* _Data shown_
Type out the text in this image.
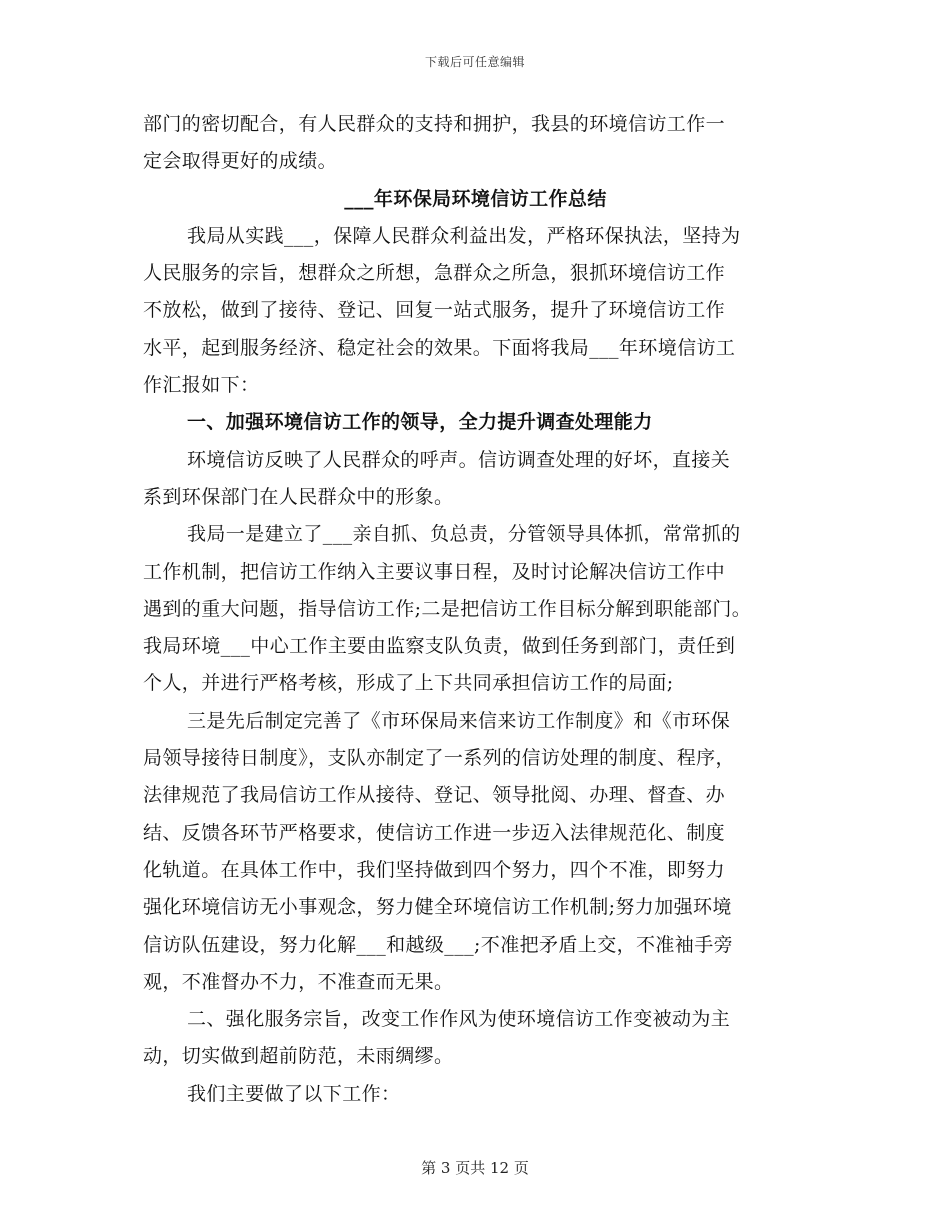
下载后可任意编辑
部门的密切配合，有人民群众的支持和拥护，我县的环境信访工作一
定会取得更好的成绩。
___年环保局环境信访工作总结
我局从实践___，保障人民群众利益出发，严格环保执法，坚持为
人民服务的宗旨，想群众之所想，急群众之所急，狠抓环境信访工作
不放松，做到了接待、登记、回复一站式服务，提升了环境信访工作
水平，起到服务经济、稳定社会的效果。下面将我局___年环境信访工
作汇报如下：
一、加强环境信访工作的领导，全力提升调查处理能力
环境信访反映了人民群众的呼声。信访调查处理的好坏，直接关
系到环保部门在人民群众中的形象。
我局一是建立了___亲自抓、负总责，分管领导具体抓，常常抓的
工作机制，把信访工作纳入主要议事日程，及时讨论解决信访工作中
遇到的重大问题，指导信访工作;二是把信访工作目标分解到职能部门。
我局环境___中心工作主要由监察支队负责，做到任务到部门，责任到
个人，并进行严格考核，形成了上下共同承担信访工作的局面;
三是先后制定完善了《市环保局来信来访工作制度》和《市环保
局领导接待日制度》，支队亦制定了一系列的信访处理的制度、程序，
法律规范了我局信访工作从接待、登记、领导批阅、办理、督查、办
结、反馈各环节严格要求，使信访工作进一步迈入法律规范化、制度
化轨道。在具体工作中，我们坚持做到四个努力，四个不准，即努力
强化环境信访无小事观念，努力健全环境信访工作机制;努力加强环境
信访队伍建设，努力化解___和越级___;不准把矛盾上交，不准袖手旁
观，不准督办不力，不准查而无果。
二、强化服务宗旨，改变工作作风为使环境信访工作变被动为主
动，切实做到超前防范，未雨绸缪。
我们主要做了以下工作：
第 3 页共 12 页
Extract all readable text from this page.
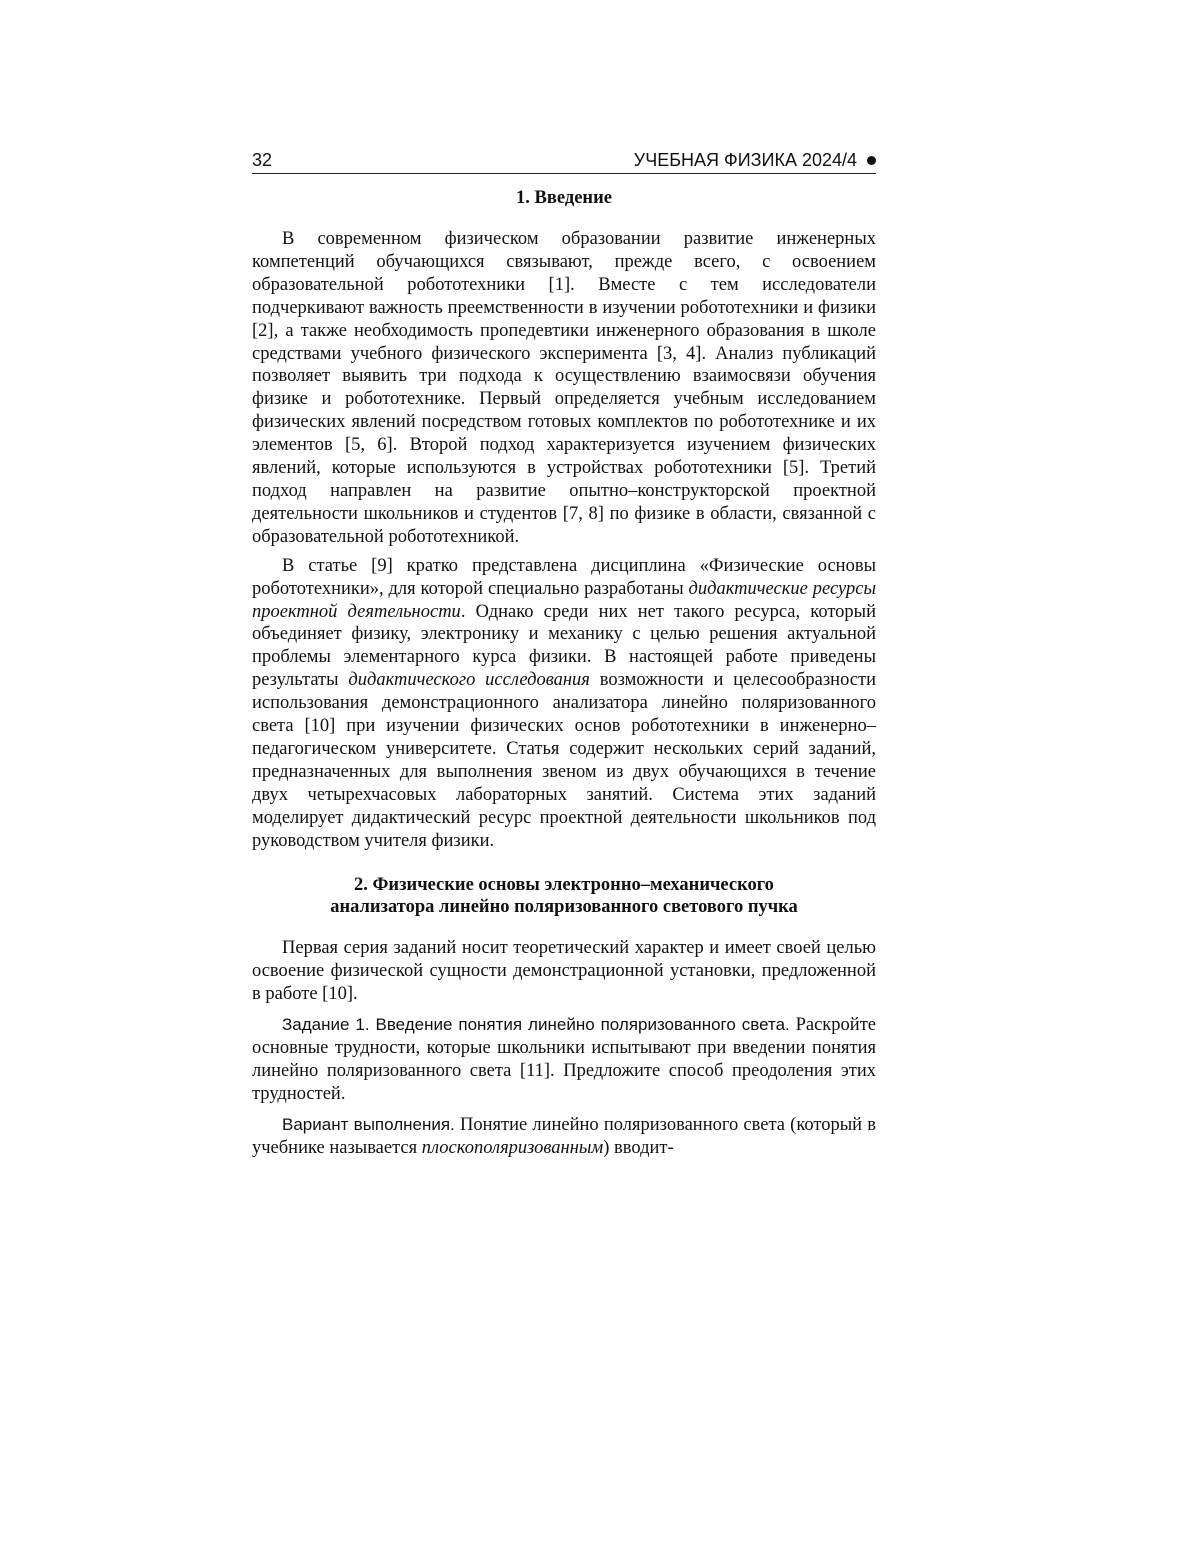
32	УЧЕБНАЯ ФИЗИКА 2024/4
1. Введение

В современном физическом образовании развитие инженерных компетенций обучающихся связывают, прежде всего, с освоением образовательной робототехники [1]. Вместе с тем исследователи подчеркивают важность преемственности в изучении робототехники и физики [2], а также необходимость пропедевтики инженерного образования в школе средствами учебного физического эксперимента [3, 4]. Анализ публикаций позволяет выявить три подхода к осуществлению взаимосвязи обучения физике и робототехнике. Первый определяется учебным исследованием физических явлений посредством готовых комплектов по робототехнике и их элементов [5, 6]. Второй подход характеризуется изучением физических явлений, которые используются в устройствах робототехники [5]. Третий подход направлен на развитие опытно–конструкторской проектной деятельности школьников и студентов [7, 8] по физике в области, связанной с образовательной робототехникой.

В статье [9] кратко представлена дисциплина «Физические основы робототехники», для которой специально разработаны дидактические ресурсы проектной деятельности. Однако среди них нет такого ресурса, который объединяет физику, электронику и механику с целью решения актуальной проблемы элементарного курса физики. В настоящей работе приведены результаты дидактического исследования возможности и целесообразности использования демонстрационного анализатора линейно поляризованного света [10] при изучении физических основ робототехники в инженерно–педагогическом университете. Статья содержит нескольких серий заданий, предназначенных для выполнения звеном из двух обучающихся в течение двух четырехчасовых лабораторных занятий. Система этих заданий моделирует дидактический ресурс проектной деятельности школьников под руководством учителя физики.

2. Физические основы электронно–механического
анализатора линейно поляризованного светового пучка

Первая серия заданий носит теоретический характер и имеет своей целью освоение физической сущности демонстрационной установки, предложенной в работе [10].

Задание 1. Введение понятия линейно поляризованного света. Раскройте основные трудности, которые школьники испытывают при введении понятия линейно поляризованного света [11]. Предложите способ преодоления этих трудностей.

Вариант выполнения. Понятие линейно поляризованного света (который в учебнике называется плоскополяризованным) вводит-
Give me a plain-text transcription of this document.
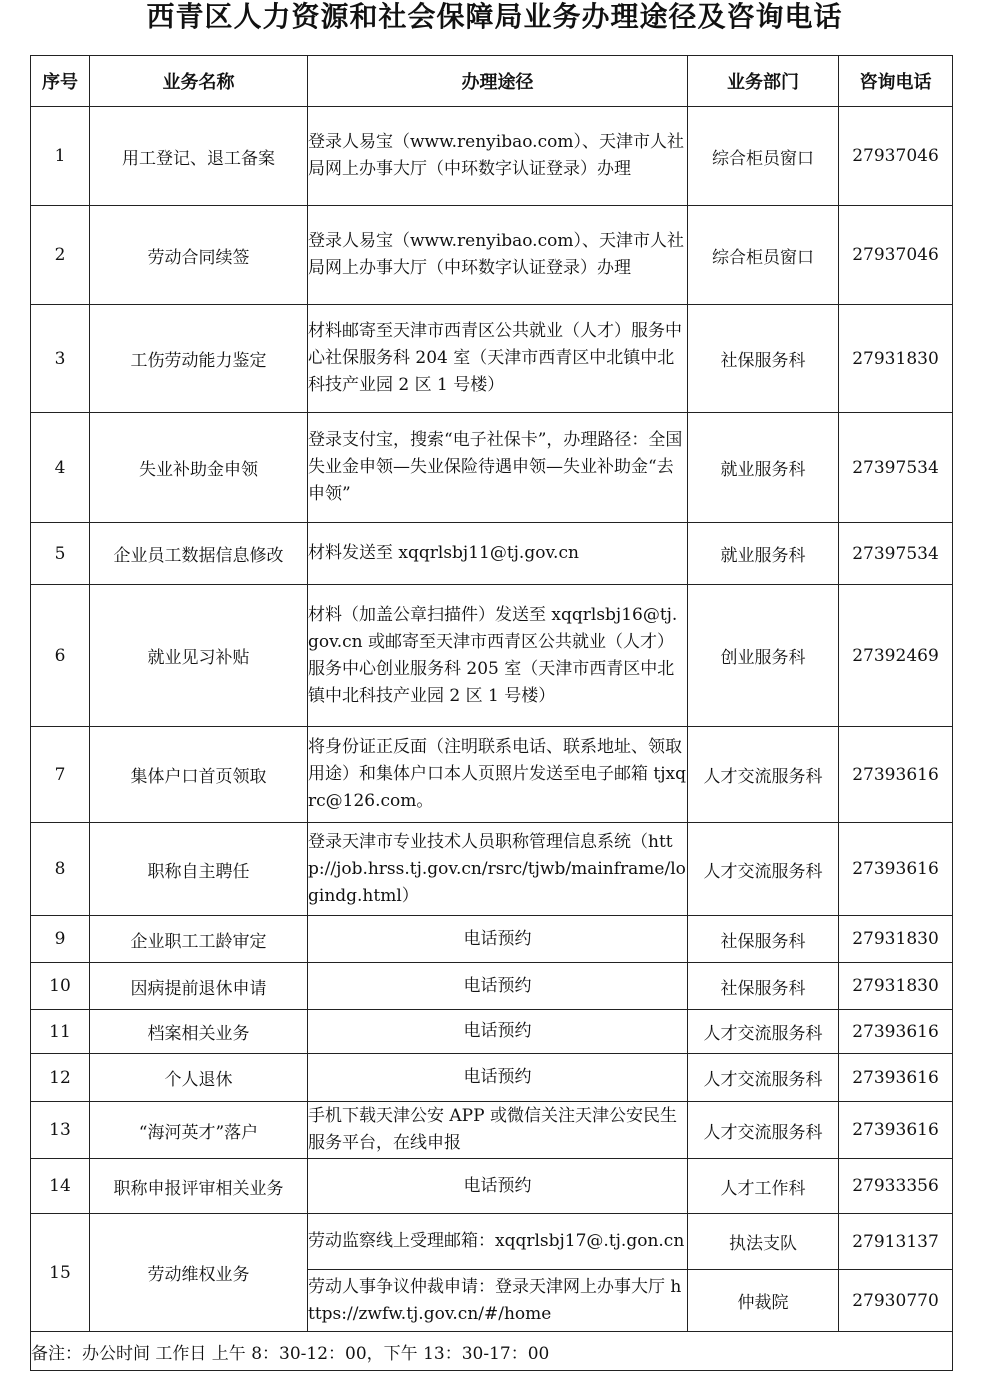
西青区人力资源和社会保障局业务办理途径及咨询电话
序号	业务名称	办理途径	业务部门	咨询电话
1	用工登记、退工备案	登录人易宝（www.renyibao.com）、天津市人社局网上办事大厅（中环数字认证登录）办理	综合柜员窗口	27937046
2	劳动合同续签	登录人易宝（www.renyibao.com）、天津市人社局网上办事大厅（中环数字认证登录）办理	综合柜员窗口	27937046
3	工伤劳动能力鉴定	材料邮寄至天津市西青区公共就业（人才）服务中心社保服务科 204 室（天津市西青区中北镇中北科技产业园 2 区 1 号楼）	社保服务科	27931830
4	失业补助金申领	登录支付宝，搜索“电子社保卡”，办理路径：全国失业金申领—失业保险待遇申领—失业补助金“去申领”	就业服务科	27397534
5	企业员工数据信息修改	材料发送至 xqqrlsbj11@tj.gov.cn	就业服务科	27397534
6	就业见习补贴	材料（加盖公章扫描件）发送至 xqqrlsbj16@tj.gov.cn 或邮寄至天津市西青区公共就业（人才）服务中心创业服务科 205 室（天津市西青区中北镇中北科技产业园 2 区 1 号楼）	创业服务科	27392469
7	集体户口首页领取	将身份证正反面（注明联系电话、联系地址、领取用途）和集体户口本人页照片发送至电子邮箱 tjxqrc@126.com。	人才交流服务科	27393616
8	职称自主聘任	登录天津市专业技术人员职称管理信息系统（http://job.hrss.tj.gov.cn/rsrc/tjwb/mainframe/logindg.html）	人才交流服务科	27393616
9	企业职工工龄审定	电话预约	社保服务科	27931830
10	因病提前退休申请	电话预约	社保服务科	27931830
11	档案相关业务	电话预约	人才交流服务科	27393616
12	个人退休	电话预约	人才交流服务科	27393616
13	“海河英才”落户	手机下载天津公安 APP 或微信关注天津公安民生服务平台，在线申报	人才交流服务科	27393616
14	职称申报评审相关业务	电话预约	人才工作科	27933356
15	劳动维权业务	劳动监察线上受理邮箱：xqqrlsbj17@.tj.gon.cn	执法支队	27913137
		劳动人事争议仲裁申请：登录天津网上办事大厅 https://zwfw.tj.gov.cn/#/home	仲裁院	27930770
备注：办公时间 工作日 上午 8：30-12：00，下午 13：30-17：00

* _Task brief_
From the data above, copy each line where the string "Введение" appears.

* _Written solution_
1. Введение
Задание 1. Введение понятия линейно поляризованного света. Раскройте основные трудности, которые школьники испытывают при введении понятия линейно поляризованного света [11]. Предложите способ преодоления этих трудностей.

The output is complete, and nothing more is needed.